» **Exercise**
Render every line of the listing below as a JSON list of strings, one string per line, leaving out blank lines.

» **Material shown**
========

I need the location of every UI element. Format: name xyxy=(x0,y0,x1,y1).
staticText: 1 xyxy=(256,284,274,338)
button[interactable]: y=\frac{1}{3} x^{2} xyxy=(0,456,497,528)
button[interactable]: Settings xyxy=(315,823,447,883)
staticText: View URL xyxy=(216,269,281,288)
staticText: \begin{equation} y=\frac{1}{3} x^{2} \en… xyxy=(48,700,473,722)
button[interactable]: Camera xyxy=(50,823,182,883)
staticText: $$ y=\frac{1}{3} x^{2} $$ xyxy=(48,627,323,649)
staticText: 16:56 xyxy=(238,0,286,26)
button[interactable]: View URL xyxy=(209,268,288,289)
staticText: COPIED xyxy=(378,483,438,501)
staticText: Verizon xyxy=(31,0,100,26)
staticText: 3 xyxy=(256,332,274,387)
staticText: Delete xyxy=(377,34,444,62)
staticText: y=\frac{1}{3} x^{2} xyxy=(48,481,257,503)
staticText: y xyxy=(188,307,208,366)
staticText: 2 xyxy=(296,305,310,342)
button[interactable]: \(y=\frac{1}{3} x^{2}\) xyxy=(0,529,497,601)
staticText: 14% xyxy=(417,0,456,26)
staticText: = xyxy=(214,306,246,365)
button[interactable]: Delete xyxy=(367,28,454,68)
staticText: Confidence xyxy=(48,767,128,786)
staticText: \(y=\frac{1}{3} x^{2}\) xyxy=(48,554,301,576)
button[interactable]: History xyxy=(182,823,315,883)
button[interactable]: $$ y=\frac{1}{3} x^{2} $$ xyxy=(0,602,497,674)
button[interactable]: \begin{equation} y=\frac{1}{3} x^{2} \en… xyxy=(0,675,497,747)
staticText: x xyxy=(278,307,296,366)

========

» **Result of the exercise**
[
  "I need the location of every UI element. Format: name xyxy=(x0,y0,x1,y1).",
  "staticText: 1 xyxy=(256,284,274,338)",
  "button[interactable]: y=\\frac{1}{3} x^{2} xyxy=(0,456,497,528)",
  "button[interactable]: Settings xyxy=(315,823,447,883)",
  "staticText: View URL xyxy=(216,269,281,288)",
  "staticText: \\begin{equation} y=\\frac{1}{3} x^{2} \\en… xyxy=(48,700,473,722)",
  "button[interactable]: Camera xyxy=(50,823,182,883)",
  "staticText: $$ y=\\frac{1}{3} x^{2} $$ xyxy=(48,627,323,649)",
  "staticText: 16:56 xyxy=(238,0,286,26)",
  "button[interactable]: View URL xyxy=(209,268,288,289)",
  "staticText: COPIED xyxy=(378,483,438,501)",
  "staticText: Verizon xyxy=(31,0,100,26)",
  "staticText: 3 xyxy=(256,332,274,387)",
  "staticText: Delete xyxy=(377,34,444,62)",
  "staticText: y=\\frac{1}{3} x^{2} xyxy=(48,481,257,503)",
  "staticText: y xyxy=(188,307,208,366)",
  "staticText: 2 xyxy=(296,305,310,342)",
  "button[interactable]: \\(y=\\frac{1}{3} x^{2}\\) xyxy=(0,529,497,601)",
  "staticText: 14% xyxy=(417,0,456,26)",
  "staticText: = xyxy=(214,306,246,365)",
  "button[interactable]: Delete xyxy=(367,28,454,68)",
  "staticText: Confidence xyxy=(48,767,128,786)",
  "staticText: \\(y=\\frac{1}{3} x^{2}\\) xyxy=(48,554,301,576)",
  "button[interactable]: History xyxy=(182,823,315,883)",
  "button[interactable]: $$ y=\\frac{1}{3} x^{2} $$ xyxy=(0,602,497,674)",
  "button[interactable]: \\begin{equation} y=\\frac{1}{3} x^{2} \\en… xyxy=(0,675,497,747)",
  "staticText: x xyxy=(278,307,296,366)"
]